### Directive
Copy out the listing that follows, exact in every word, and skip the images.

_____

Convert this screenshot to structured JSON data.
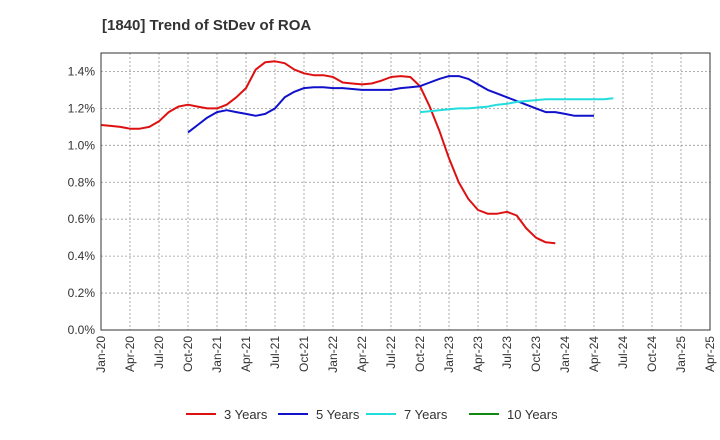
{
  "chart_data": {
    "type": "line",
    "title": "[1840]  Trend of StDev of ROA",
    "xlabel": "",
    "ylabel": "",
    "ylim": [
      0,
      1.5
    ],
    "y_ticks": [
      "0.0%",
      "0.2%",
      "0.4%",
      "0.6%",
      "0.8%",
      "1.0%",
      "1.2%",
      "1.4%"
    ],
    "x_ticks": [
      "Jan-20",
      "Apr-20",
      "Jul-20",
      "Oct-20",
      "Jan-21",
      "Apr-21",
      "Jul-21",
      "Oct-21",
      "Jan-22",
      "Apr-22",
      "Jul-22",
      "Oct-22",
      "Jan-23",
      "Apr-23",
      "Jul-23",
      "Oct-23",
      "Jan-24",
      "Apr-24",
      "Jul-24",
      "Oct-24",
      "Jan-25",
      "Apr-25"
    ],
    "grid": true,
    "legend_position": "bottom",
    "x_start": "Jan-20",
    "series": [
      {
        "name": "3 Years",
        "color": "#dd1111",
        "start": "Jan-20",
        "values": [
          1.11,
          1.105,
          1.1,
          1.09,
          1.09,
          1.1,
          1.13,
          1.18,
          1.21,
          1.22,
          1.21,
          1.2,
          1.2,
          1.22,
          1.26,
          1.31,
          1.41,
          1.45,
          1.455,
          1.445,
          1.41,
          1.39,
          1.38,
          1.38,
          1.37,
          1.34,
          1.335,
          1.33,
          1.335,
          1.35,
          1.37,
          1.375,
          1.37,
          1.32,
          1.21,
          1.08,
          0.93,
          0.8,
          0.71,
          0.65,
          0.63,
          0.63,
          0.64,
          0.62,
          0.55,
          0.5,
          0.475,
          0.47
        ]
      },
      {
        "name": "5 Years",
        "color": "#1111cc",
        "start": "Oct-20",
        "values": [
          1.07,
          1.11,
          1.15,
          1.18,
          1.19,
          1.18,
          1.17,
          1.16,
          1.17,
          1.2,
          1.26,
          1.29,
          1.31,
          1.315,
          1.315,
          1.31,
          1.31,
          1.305,
          1.3,
          1.3,
          1.3,
          1.3,
          1.31,
          1.315,
          1.32,
          1.34,
          1.36,
          1.375,
          1.375,
          1.36,
          1.33,
          1.3,
          1.28,
          1.26,
          1.24,
          1.22,
          1.2,
          1.18,
          1.18,
          1.17,
          1.16,
          1.16,
          1.16
        ]
      },
      {
        "name": "7 Years",
        "color": "#22dddd",
        "start": "Oct-22",
        "values": [
          1.18,
          1.185,
          1.19,
          1.195,
          1.2,
          1.2,
          1.205,
          1.21,
          1.22,
          1.225,
          1.235,
          1.24,
          1.245,
          1.25,
          1.25,
          1.25,
          1.25,
          1.25,
          1.25,
          1.25,
          1.255
        ]
      },
      {
        "name": "10 Years",
        "color": "#118811",
        "start": "Jan-25",
        "values": []
      }
    ]
  }
}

_____

### Worked answer
Convert this screenshot to structured JSON data.
{
  "chart_data": {
    "type": "line",
    "title": "[1840]  Trend of StDev of ROA",
    "xlabel": "",
    "ylabel": "",
    "ylim": [
      0,
      1.5
    ],
    "y_ticks": [
      "0.0%",
      "0.2%",
      "0.4%",
      "0.6%",
      "0.8%",
      "1.0%",
      "1.2%",
      "1.4%"
    ],
    "x_ticks": [
      "Jan-20",
      "Apr-20",
      "Jul-20",
      "Oct-20",
      "Jan-21",
      "Apr-21",
      "Jul-21",
      "Oct-21",
      "Jan-22",
      "Apr-22",
      "Jul-22",
      "Oct-22",
      "Jan-23",
      "Apr-23",
      "Jul-23",
      "Oct-23",
      "Jan-24",
      "Apr-24",
      "Jul-24",
      "Oct-24",
      "Jan-25",
      "Apr-25"
    ],
    "grid": true,
    "legend_position": "bottom",
    "x_start": "Jan-20",
    "series": [
      {
        "name": "3 Years",
        "color": "#dd1111",
        "start": "Jan-20",
        "values": [
          1.11,
          1.105,
          1.1,
          1.09,
          1.09,
          1.1,
          1.13,
          1.18,
          1.21,
          1.22,
          1.21,
          1.2,
          1.2,
          1.22,
          1.26,
          1.31,
          1.41,
          1.45,
          1.455,
          1.445,
          1.41,
          1.39,
          1.38,
          1.38,
          1.37,
          1.34,
          1.335,
          1.33,
          1.335,
          1.35,
          1.37,
          1.375,
          1.37,
          1.32,
          1.21,
          1.08,
          0.93,
          0.8,
          0.71,
          0.65,
          0.63,
          0.63,
          0.64,
          0.62,
          0.55,
          0.5,
          0.475,
          0.47
        ]
      },
      {
        "name": "5 Years",
        "color": "#1111cc",
        "start": "Oct-20",
        "values": [
          1.07,
          1.11,
          1.15,
          1.18,
          1.19,
          1.18,
          1.17,
          1.16,
          1.17,
          1.2,
          1.26,
          1.29,
          1.31,
          1.315,
          1.315,
          1.31,
          1.31,
          1.305,
          1.3,
          1.3,
          1.3,
          1.3,
          1.31,
          1.315,
          1.32,
          1.34,
          1.36,
          1.375,
          1.375,
          1.36,
          1.33,
          1.3,
          1.28,
          1.26,
          1.24,
          1.22,
          1.2,
          1.18,
          1.18,
          1.17,
          1.16,
          1.16,
          1.16
        ]
      },
      {
        "name": "7 Years",
        "color": "#22dddd",
        "start": "Oct-22",
        "values": [
          1.18,
          1.185,
          1.19,
          1.195,
          1.2,
          1.2,
          1.205,
          1.21,
          1.22,
          1.225,
          1.235,
          1.24,
          1.245,
          1.25,
          1.25,
          1.25,
          1.25,
          1.25,
          1.25,
          1.25,
          1.255
        ]
      },
      {
        "name": "10 Years",
        "color": "#118811",
        "start": "Jan-25",
        "values": []
      }
    ]
  }
}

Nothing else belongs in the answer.